> **Supplied data**:
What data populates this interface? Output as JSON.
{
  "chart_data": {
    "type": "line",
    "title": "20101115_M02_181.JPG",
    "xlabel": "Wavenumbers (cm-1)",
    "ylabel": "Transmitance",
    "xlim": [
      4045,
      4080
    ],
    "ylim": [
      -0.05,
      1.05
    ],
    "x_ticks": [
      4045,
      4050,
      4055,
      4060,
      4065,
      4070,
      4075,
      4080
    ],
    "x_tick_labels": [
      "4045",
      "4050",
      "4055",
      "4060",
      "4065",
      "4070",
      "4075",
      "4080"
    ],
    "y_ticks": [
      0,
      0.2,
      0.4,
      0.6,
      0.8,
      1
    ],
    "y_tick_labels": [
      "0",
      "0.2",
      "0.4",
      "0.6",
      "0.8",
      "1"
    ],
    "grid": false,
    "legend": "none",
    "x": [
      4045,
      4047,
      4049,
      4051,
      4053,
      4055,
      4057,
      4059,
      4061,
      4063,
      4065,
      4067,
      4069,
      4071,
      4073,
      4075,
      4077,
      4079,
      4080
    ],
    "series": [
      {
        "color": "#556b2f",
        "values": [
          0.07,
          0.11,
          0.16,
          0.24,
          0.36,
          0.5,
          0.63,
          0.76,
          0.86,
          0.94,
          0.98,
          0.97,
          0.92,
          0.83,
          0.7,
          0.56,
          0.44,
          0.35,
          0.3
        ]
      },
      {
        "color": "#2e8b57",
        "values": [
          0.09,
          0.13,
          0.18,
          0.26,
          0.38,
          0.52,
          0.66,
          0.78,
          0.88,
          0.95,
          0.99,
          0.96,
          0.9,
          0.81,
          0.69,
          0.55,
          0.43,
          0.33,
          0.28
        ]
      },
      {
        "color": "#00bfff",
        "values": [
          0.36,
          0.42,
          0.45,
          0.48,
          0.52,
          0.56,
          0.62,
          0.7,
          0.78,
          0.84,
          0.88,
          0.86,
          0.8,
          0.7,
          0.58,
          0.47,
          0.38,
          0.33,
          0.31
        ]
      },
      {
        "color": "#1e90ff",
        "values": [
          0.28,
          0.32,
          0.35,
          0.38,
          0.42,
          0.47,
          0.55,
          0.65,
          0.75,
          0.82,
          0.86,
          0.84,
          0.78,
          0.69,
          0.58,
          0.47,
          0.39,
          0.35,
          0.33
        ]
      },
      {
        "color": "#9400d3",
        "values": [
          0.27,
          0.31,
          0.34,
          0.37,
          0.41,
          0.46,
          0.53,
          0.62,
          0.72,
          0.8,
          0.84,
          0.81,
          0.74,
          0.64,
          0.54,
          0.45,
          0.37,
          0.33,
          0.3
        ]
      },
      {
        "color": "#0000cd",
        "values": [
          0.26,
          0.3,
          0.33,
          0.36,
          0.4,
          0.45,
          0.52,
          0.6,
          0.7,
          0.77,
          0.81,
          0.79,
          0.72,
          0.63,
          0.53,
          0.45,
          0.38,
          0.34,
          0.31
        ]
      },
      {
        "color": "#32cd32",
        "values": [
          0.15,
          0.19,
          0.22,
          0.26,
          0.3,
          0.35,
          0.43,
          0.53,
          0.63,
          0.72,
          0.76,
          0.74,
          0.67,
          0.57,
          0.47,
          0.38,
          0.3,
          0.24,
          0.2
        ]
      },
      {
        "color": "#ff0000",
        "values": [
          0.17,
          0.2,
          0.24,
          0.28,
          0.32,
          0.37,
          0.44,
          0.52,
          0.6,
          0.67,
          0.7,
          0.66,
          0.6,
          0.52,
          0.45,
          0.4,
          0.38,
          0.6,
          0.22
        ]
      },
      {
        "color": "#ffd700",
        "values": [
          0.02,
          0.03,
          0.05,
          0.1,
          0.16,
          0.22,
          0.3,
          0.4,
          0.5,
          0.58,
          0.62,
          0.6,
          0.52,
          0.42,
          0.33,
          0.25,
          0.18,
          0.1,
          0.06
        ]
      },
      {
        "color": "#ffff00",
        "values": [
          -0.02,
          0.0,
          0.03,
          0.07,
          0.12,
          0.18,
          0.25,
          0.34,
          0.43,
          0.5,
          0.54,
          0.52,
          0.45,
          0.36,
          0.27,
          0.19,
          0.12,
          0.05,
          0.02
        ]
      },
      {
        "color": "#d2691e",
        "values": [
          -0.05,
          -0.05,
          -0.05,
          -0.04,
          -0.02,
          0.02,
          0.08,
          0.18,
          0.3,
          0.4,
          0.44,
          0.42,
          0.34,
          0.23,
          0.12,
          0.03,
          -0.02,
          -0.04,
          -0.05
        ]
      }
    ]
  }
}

> **Instructions for the task**: Transcribe each entry precisely, missing none.

> **Answer below**:
What data populates this interface? Output as JSON.
{
  "chart_data": {
    "type": "line",
    "title": "20101115_M02_181.JPG",
    "xlabel": "Wavenumbers (cm-1)",
    "ylabel": "Transmitance",
    "xlim": [
      4045,
      4080
    ],
    "ylim": [
      -0.05,
      1.05
    ],
    "x_ticks": [
      4045,
      4050,
      4055,
      4060,
      4065,
      4070,
      4075,
      4080
    ],
    "x_tick_labels": [
      "4045",
      "4050",
      "4055",
      "4060",
      "4065",
      "4070",
      "4075",
      "4080"
    ],
    "y_ticks": [
      0,
      0.2,
      0.4,
      0.6,
      0.8,
      1
    ],
    "y_tick_labels": [
      "0",
      "0.2",
      "0.4",
      "0.6",
      "0.8",
      "1"
    ],
    "grid": false,
    "legend": "none",
    "x": [
      4045,
      4047,
      4049,
      4051,
      4053,
      4055,
      4057,
      4059,
      4061,
      4063,
      4065,
      4067,
      4069,
      4071,
      4073,
      4075,
      4077,
      4079,
      4080
    ],
    "series": [
      {
        "color": "#556b2f",
        "values": [
          0.07,
          0.11,
          0.16,
          0.24,
          0.36,
          0.5,
          0.63,
          0.76,
          0.86,
          0.94,
          0.98,
          0.97,
          0.92,
          0.83,
          0.7,
          0.56,
          0.44,
          0.35,
          0.3
        ]
      },
      {
        "color": "#2e8b57",
        "values": [
          0.09,
          0.13,
          0.18,
          0.26,
          0.38,
          0.52,
          0.66,
          0.78,
          0.88,
          0.95,
          0.99,
          0.96,
          0.9,
          0.81,
          0.69,
          0.55,
          0.43,
          0.33,
          0.28
        ]
      },
      {
        "color": "#00bfff",
        "values": [
          0.36,
          0.42,
          0.45,
          0.48,
          0.52,
          0.56,
          0.62,
          0.7,
          0.78,
          0.84,
          0.88,
          0.86,
          0.8,
          0.7,
          0.58,
          0.47,
          0.38,
          0.33,
          0.31
        ]
      },
      {
        "color": "#1e90ff",
        "values": [
          0.28,
          0.32,
          0.35,
          0.38,
          0.42,
          0.47,
          0.55,
          0.65,
          0.75,
          0.82,
          0.86,
          0.84,
          0.78,
          0.69,
          0.58,
          0.47,
          0.39,
          0.35,
          0.33
        ]
      },
      {
        "color": "#9400d3",
        "values": [
          0.27,
          0.31,
          0.34,
          0.37,
          0.41,
          0.46,
          0.53,
          0.62,
          0.72,
          0.8,
          0.84,
          0.81,
          0.74,
          0.64,
          0.54,
          0.45,
          0.37,
          0.33,
          0.3
        ]
      },
      {
        "color": "#0000cd",
        "values": [
          0.26,
          0.3,
          0.33,
          0.36,
          0.4,
          0.45,
          0.52,
          0.6,
          0.7,
          0.77,
          0.81,
          0.79,
          0.72,
          0.63,
          0.53,
          0.45,
          0.38,
          0.34,
          0.31
        ]
      },
      {
        "color": "#32cd32",
        "values": [
          0.15,
          0.19,
          0.22,
          0.26,
          0.3,
          0.35,
          0.43,
          0.53,
          0.63,
          0.72,
          0.76,
          0.74,
          0.67,
          0.57,
          0.47,
          0.38,
          0.3,
          0.24,
          0.2
        ]
      },
      {
        "color": "#ff0000",
        "values": [
          0.17,
          0.2,
          0.24,
          0.28,
          0.32,
          0.37,
          0.44,
          0.52,
          0.6,
          0.67,
          0.7,
          0.66,
          0.6,
          0.52,
          0.45,
          0.4,
          0.38,
          0.6,
          0.22
        ]
      },
      {
        "color": "#ffd700",
        "values": [
          0.02,
          0.03,
          0.05,
          0.1,
          0.16,
          0.22,
          0.3,
          0.4,
          0.5,
          0.58,
          0.62,
          0.6,
          0.52,
          0.42,
          0.33,
          0.25,
          0.18,
          0.1,
          0.06
        ]
      },
      {
        "color": "#ffff00",
        "values": [
          -0.02,
          0.0,
          0.03,
          0.07,
          0.12,
          0.18,
          0.25,
          0.34,
          0.43,
          0.5,
          0.54,
          0.52,
          0.45,
          0.36,
          0.27,
          0.19,
          0.12,
          0.05,
          0.02
        ]
      },
      {
        "color": "#d2691e",
        "values": [
          -0.05,
          -0.05,
          -0.05,
          -0.04,
          -0.02,
          0.02,
          0.08,
          0.18,
          0.3,
          0.4,
          0.44,
          0.42,
          0.34,
          0.23,
          0.12,
          0.03,
          -0.02,
          -0.04,
          -0.05
        ]
      }
    ]
  }
}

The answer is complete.